= Stated task =
Rewrite the lines of the listing starting at the first line and ending at the line containing "The support member 5 is at (284, 146)." as a JSON list of strings, one string per line, with blank lines left out.

─── Listed entries ───

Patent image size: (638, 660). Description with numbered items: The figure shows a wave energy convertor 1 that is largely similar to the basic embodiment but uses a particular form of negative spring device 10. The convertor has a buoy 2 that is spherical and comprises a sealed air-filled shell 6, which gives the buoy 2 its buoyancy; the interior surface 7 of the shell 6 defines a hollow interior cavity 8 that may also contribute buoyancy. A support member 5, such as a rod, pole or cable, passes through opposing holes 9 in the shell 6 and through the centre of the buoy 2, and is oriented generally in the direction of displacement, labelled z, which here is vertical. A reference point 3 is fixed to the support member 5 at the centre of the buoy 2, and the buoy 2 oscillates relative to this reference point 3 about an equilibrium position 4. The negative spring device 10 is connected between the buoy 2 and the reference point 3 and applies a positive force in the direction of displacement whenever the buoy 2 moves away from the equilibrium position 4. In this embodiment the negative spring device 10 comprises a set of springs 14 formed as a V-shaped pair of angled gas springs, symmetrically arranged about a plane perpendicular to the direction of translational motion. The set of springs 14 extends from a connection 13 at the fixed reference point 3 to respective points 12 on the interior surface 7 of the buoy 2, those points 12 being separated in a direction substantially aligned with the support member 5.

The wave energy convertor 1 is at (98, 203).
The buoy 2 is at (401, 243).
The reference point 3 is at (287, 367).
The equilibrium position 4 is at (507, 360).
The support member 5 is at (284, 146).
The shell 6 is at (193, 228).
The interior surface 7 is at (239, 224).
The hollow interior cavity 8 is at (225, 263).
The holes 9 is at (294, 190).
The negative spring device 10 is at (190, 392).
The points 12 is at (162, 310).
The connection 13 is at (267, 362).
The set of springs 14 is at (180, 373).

───

= Reply =
[
  "Patent image size: (638, 660). Description with numbered items: The figure shows a wave energy convertor 1 that is largely similar to the basic embodiment but uses a particular form of negative spring device 10. The convertor has a buoy 2 that is spherical and comprises a sealed air-filled shell 6, which gives the buoy 2 its buoyancy; the interior surface 7 of the shell 6 defines a hollow interior cavity 8 that may also contribute buoyancy. A support member 5, such as a rod, pole or cable, passes through opposing holes 9 in the shell 6 and through the centre of the buoy 2, and is oriented generally in the direction of displacement, labelled z, which here is vertical. A reference point 3 is fixed to the support member 5 at the centre of the buoy 2, and the buoy 2 oscillates relative to this reference point 3 about an equilibrium position 4. The negative spring device 10 is connected between the buoy 2 and the reference point 3 and applies a positive force in the direction of displacement whenever the buoy 2 moves away from the equilibrium position 4. In this embodiment the negative spring device 10 comprises a set of springs 14 formed as a V-shaped pair of angled gas springs, symmetrically arranged about a plane perpendicular to the direction of translational motion. The set of springs 14 extends from a connection 13 at the fixed reference point 3 to respective points 12 on the interior surface 7 of the buoy 2, those points 12 being separated in a direction substantially aligned with the support member 5.",
  "The wave energy convertor 1 is at (98, 203).",
  "The buoy 2 is at (401, 243).",
  "The reference point 3 is at (287, 367).",
  "The equilibrium position 4 is at (507, 360).",
  "The support member 5 is at (284, 146)."
]